Raw records

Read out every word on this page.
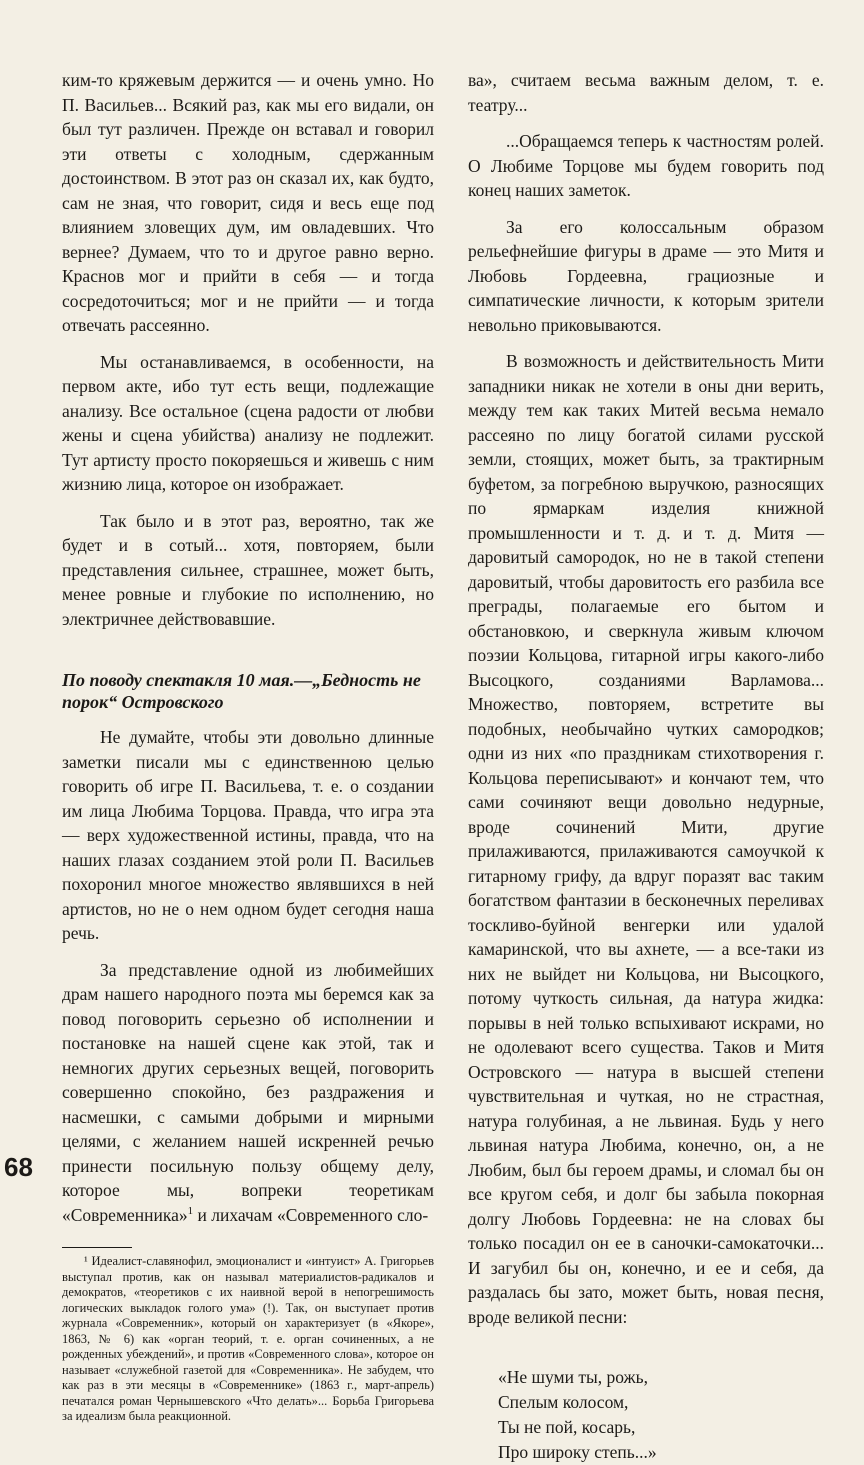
ким-то кряжевым держится — и очень умно. Но П. Васильев... Всякий раз, как мы его видали, он был тут различен. Прежде он вставал и говорил эти ответы с холодным, сдержанным достоинством. В этот раз он сказал их, как будто, сам не зная, что говорит, сидя и весь еще под влиянием зловещих дум, им овладевших. Что вернее? Думаем, что то и другое равно верно. Краснов мог и прийти в себя — и тогда сосредоточиться; мог и не прийти — и тогда отвечать рассеянно.

Мы останавливаемся, в особенности, на первом акте, ибо тут есть вещи, подлежащие анализу. Все остальное (сцена радости от любви жены и сцена убийства) анализу не подлежит. Тут артисту просто покоряешься и живешь с ним жизнию лица, которое он изображает.

Так было и в этот раз, вероятно, так же будет и в сотый... хотя, повторяем, были представления сильнее, страшнее, может быть, менее ровные и глубокие по исполнению, но электричнее действовавшие.

По поводу спектакля 10 мая.—„Бедность не порок“ Островского

Не думайте, чтобы эти довольно длинные заметки писали мы с единственною целью говорить об игре П. Васильева, т. е. о создании им лица Любима Торцова. Правда, что игра эта — верх художественной истины, правда, что на наших глазах созданием этой роли П. Васильев похоронил многое множество являвшихся в ней артистов, но не о нем одном будет сегодня наша речь.

За представление одной из любимейших драм нашего народного поэта мы беремся как за повод поговорить серьезно об исполнении и постановке на нашей сцене как этой, так и немногих других серьезных вещей, поговорить совершенно спокойно, без раздражения и насмешки, с самыми добрыми и мирными целями, с желанием нашей искренней речью принести посильную пользу общему делу, которое мы, вопреки теоретикам «Современника»$^1$ и лихачам «Современного сло-

¹ Идеалист-славянофил, эмоционалист и «интуист» А. Григорьев выступал против, как он называл материалистов-радикалов и демократов, «теоретиков с их наивной верой в непогрешимость логических выкладок голого ума» (!). Так, он выступает против журнала «Современник», который он характеризует (в «Якоре», 1863, № 6) как «орган теорий, т. е. орган сочиненных, а не рожденных убеждений», и против «Современного слова», которое он называет «служебной газетой для «Современника». Не забудем, что как раз в эти месяцы в «Современнике» (1863 г., март-апрель) печатался роман Чернышевского «Что делать»... Борьба Григорьева за идеализм была реакционной.

ва», считаем весьма важным делом, т. е. театру...

...Обращаемся теперь к частностям ролей. О Любиме Торцове мы будем говорить под конец наших заметок.

За его колоссальным образом рельефнейшие фигуры в драме — это Митя и Любовь Гордеевна, грациозные и симпатические личности, к которым зрители невольно приковываются.

В возможность и действительность Мити западники никак не хотели в оны дни верить, между тем как таких Митей весьма немало рассеяно по лицу богатой силами русской земли, стоящих, может быть, за трактирным буфетом, за погребною выручкою, разносящих по ярмаркам изделия книжной промышленности и т. д. и т. д. Митя — даровитый самородок, но не в такой степени даровитый, чтобы даровитость его разбила все преграды, полагаемые его бытом и обстановкою, и сверкнула живым ключом поэзии Кольцова, гитарной игры какого-либо Высоцкого, созданиями Варламова... Множество, повторяем, встретите вы подобных, необычайно чутких самородков; одни из них «по праздникам стихотворения г. Кольцова переписывают» и кончают тем, что сами сочиняют вещи довольно недурные, вроде сочинений Мити, другие прилаживаются, прилаживаются самоучкой к гитарному грифу, да вдруг поразят вас таким богатством фантазии в бесконечных переливах тоскливо-буйной венгерки или удалой камаринской, что вы ахнете, — а все-таки из них не выйдет ни Кольцова, ни Высоцкого, потому чуткость сильная, да натура жидка: порывы в ней только вспыхивают искрами, но не одолевают всего существа. Таков и Митя Островского — натура в высшей степени чувствительная и чуткая, но не страстная, натура голубиная, а не львиная. Будь у него львиная натура Любима, конечно, он, а не Любим, был бы героем драмы, и сломал бы он все кругом себя, и долг бы забыла покорная долгу Любовь Гордеевна: не на словах бы только посадил он ее в саночки-самокаточки... И загубил бы он, конечно, и ее и себя, да раздалась бы зато, может быть, новая песня, вроде великой песни:

«Не шуми ты, рожь,
Спелым колосом,
Ты не пой, косарь,
Про широку степь...»
68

*Required task*
Copy out every line in the listing where the word "Васильев" appears.

*Exercise output*
ким-то кряжевым держится — и очень умно. Но П. Васильев... Всякий раз, как мы его видали, он был тут различен. Прежде он вставал и говорил эти ответы с холодным, сдержанным достоинством. В этот раз он сказал их, как будто, сам не зная, что говорит, сидя и весь еще под влиянием зловещих дум, им овладевших. Что вернее? Думаем, что то и другое равно верно. Краснов мог и прийти в себя — и тогда сосредоточиться; мог и не прийти — и тогда отвечать рассеянно.
Не думайте, чтобы эти довольно длинные заметки писали мы с единственною целью говорить об игре П. Васильева, т. е. о создании им лица Любима Торцова. Правда, что игра эта — верх художественной истины, правда, что на наших глазах созданием этой роли П. Васильев похоронил многое множество являвшихся в ней артистов, но не о нем одном будет сегодня наша речь.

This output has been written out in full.